## EXERCISE REQUIREMENTS
Reproduce every one of the rows below word for word, leaving the pictures out.

### RECORD EXCERPTS

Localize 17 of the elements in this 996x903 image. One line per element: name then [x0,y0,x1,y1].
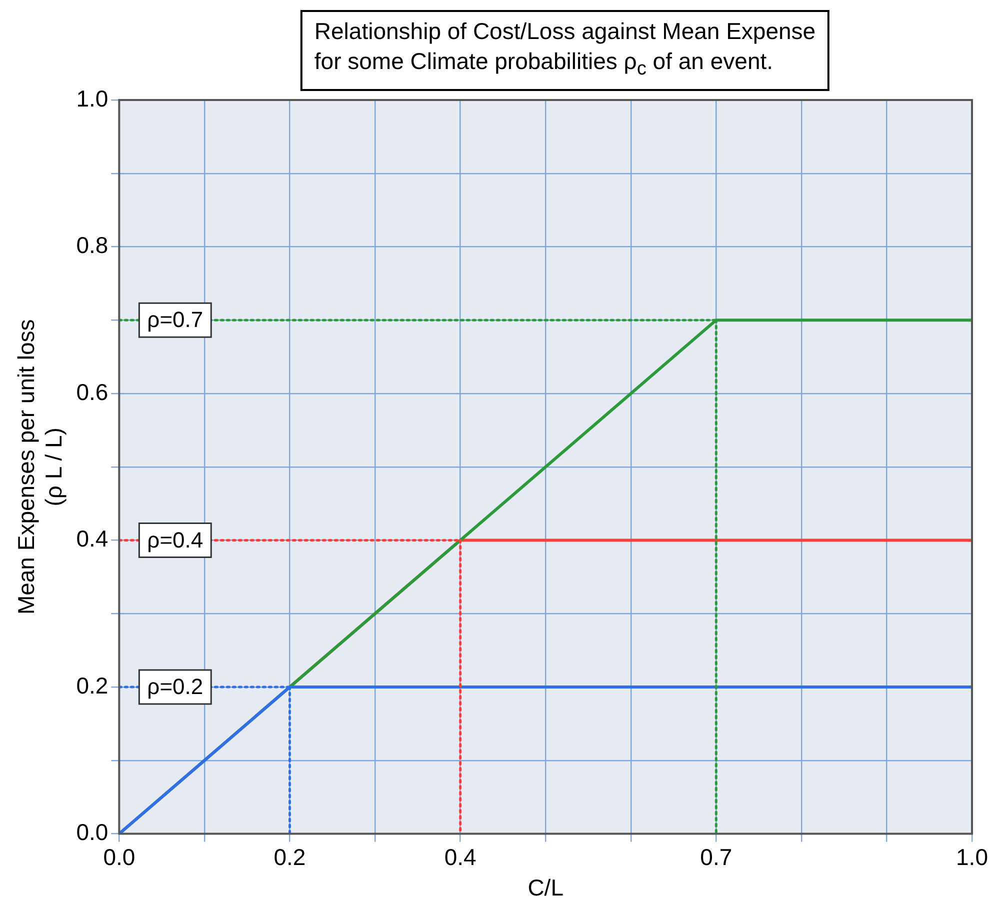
x-tick-label: 1.0 [956,844,988,870]
y-tick-label: 1.0 [76,85,108,112]
y-tick-label: 0.0 [76,819,108,846]
y-tick-label: 0.2 [76,672,108,698]
y-axis-title: Mean Expenses per unit loss (ρ L / L) [13,319,67,615]
series-label: ρ=0.7 [147,307,204,332]
x-axis-title: C/L [528,874,564,901]
series-label: ρ=0.4 [147,527,204,552]
x-tick-label: 0.7 [700,844,732,870]
chart-title: Relationship of Cost/Loss against Mean Expense for some Climate probabilities ρ$_{c}$ of an event. [300,10,830,91]
y-tick-label: 0.6 [76,378,108,405]
x-tick-label: 0.0 [103,844,136,870]
series-label: ρ=0.2 [147,674,204,700]
y-tick-label: 0.4 [76,526,108,552]
y-tick-label: 0.8 [76,232,108,258]
x-tick-label: 0.2 [274,844,306,870]
x-tick-label: 0.4 [444,844,476,870]
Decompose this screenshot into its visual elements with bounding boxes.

######

## ANSWER IN FULL
Localize 17 of the elements in this 996x903 image. One line per element: name then [x0,y0,x1,y1].
x-tick-label: 1.0 [956,844,988,870]
y-tick-label: 1.0 [76,85,108,112]
y-tick-label: 0.0 [76,819,108,846]
y-tick-label: 0.2 [76,672,108,698]
y-axis-title: Mean Expenses per unit loss (ρ L / L) [13,319,67,615]
series-label: ρ=0.7 [147,307,204,332]
x-axis-title: C/L [528,874,564,901]
series-label: ρ=0.4 [147,527,204,552]
x-tick-label: 0.7 [700,844,732,870]
chart-title: Relationship of Cost/Loss against Mean Expense for some Climate probabilities ρ$_{c}$ of an event. [300,10,830,91]
y-tick-label: 0.6 [76,378,108,405]
x-tick-label: 0.0 [103,844,136,870]
series-label: ρ=0.2 [147,674,204,700]
y-tick-label: 0.4 [76,526,108,552]
y-tick-label: 0.8 [76,232,108,258]
x-tick-label: 0.2 [274,844,306,870]
x-tick-label: 0.4 [444,844,476,870]
Decompose this screenshot into its visual elements with bounding boxes.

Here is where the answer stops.